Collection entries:
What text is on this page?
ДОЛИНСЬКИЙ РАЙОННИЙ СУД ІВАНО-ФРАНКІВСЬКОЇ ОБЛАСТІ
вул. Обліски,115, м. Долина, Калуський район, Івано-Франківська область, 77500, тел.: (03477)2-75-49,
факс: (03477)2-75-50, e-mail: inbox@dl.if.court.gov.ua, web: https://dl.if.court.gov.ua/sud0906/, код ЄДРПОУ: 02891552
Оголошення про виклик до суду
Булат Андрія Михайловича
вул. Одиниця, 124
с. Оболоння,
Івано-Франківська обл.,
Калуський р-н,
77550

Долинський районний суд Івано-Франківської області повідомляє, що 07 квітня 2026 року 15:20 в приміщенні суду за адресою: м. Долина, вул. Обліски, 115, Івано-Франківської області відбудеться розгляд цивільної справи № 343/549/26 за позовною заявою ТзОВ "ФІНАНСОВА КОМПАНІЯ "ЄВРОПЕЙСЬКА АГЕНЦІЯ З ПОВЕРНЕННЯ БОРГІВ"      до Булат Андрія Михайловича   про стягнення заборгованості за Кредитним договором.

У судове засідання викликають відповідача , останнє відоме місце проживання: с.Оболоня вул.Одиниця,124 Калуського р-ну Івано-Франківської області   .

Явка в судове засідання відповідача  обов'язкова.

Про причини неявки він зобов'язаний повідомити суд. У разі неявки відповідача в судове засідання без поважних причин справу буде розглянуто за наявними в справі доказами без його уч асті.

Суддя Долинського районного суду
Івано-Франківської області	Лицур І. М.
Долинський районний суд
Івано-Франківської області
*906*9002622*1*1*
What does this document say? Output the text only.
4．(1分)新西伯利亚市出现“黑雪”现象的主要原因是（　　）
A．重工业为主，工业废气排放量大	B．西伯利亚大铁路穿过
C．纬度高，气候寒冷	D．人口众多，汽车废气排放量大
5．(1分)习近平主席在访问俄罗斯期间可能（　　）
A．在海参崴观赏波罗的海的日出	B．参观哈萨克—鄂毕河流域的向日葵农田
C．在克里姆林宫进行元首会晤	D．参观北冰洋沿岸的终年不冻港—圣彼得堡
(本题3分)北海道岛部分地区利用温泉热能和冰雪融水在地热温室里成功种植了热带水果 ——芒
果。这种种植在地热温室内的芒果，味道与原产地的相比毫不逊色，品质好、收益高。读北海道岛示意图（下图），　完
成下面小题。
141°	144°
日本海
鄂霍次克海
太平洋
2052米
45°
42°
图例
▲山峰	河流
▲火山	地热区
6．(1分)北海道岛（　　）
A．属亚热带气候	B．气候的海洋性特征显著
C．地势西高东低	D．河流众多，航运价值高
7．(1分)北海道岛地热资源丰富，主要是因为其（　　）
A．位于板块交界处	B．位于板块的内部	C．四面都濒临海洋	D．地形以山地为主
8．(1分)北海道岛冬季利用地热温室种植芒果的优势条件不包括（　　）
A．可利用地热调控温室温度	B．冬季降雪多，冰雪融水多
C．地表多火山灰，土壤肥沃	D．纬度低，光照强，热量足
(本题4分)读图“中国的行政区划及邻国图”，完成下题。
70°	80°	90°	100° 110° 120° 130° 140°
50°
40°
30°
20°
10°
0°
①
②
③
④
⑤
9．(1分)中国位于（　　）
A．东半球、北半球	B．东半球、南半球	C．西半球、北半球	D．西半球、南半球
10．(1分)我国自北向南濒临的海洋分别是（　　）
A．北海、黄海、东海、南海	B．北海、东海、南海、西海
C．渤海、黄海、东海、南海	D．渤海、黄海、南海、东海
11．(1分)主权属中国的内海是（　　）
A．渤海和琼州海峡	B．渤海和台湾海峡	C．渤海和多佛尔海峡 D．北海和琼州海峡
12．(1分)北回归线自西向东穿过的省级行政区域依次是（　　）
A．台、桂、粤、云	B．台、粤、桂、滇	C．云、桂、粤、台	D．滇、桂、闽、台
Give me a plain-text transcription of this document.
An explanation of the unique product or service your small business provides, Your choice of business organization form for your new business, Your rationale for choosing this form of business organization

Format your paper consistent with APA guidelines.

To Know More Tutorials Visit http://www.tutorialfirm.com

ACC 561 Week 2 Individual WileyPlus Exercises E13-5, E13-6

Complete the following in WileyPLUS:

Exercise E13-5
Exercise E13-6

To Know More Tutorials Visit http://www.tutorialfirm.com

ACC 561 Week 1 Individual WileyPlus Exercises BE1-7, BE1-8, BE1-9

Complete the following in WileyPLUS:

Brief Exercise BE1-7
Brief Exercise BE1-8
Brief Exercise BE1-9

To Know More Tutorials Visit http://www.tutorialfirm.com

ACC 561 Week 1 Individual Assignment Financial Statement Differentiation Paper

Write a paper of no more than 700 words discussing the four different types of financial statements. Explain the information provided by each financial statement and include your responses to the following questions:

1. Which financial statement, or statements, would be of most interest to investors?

STATED PROBLEM: Exactly reproduce the lines from the one containing "What does this" through the end of the records, and only those lines.

ANSWER TO THE EXERCISE:
What does this document say? Output the text only.
4．(1分)新西伯利亚市出现“黑雪”现象的主要原因是（　　）
A．重工业为主，工业废气排放量大	B．西伯利亚大铁路穿过
C．纬度高，气候寒冷	D．人口众多，汽车废气排放量大
5．(1分)习近平主席在访问俄罗斯期间可能（　　）
A．在海参崴观赏波罗的海的日出	B．参观哈萨克—鄂毕河流域的向日葵农田
C．在克里姆林宫进行元首会晤	D．参观北冰洋沿岸的终年不冻港—圣彼得堡
(本题3分)北海道岛部分地区利用温泉热能和冰雪融水在地热温室里成功种植了热带水果 ——芒
果。这种种植在地热温室内的芒果，味道与原产地的相比毫不逊色，品质好、收益高。读北海道岛示意图（下图），　完
成下面小题。
141°	144°
日本海
鄂霍次克海
太平洋
2052米
45°
42°
图例
▲山峰	河流
▲火山	地热区
6．(1分)北海道岛（　　）
A．属亚热带气候	B．气候的海洋性特征显著
C．地势西高东低	D．河流众多，航运价值高
7．(1分)北海道岛地热资源丰富，主要是因为其（　　）
A．位于板块交界处	B．位于板块的内部	C．四面都濒临海洋	D．地形以山地为主
8．(1分)北海道岛冬季利用地热温室种植芒果的优势条件不包括（　　）
A．可利用地热调控温室温度	B．冬季降雪多，冰雪融水多
C．地表多火山灰，土壤肥沃	D．纬度低，光照强，热量足
(本题4分)读图“中国的行政区划及邻国图”，完成下题。
70°	80°	90°	100° 110° 120° 130° 140°
50°
40°
30°
20°
10°
0°
①
②
③
④
⑤
9．(1分)中国位于（　　）
A．东半球、北半球	B．东半球、南半球	C．西半球、北半球	D．西半球、南半球
10．(1分)我国自北向南濒临的海洋分别是（　　）
A．北海、黄海、东海、南海	B．北海、东海、南海、西海
C．渤海、黄海、东海、南海	D．渤海、黄海、南海、东海
11．(1分)主权属中国的内海是（　　）
A．渤海和琼州海峡	B．渤海和台湾海峡	C．渤海和多佛尔海峡 D．北海和琼州海峡
12．(1分)北回归线自西向东穿过的省级行政区域依次是（　　）
A．台、桂、粤、云	B．台、粤、桂、滇	C．云、桂、粤、台	D．滇、桂、闽、台
Give me a plain-text transcription of this document.
An explanation of the unique product or service your small business provides, Your choice of business organization form for your new business, Your rationale for choosing this form of business organization

Format your paper consistent with APA guidelines.

To Know More Tutorials Visit http://www.tutorialfirm.com

ACC 561 Week 2 Individual WileyPlus Exercises E13-5, E13-6

Complete the following in WileyPLUS:

Exercise E13-5
Exercise E13-6

To Know More Tutorials Visit http://www.tutorialfirm.com

ACC 561 Week 1 Individual WileyPlus Exercises BE1-7, BE1-8, BE1-9

Complete the following in WileyPLUS:

Brief Exercise BE1-7
Brief Exercise BE1-8
Brief Exercise BE1-9

To Know More Tutorials Visit http://www.tutorialfirm.com

ACC 561 Week 1 Individual Assignment Financial Statement Differentiation Paper

Write a paper of no more than 700 words discussing the four different types of financial statements. Explain the information provided by each financial statement and include your responses to the following questions:

1. Which financial statement, or statements, would be of most interest to investors?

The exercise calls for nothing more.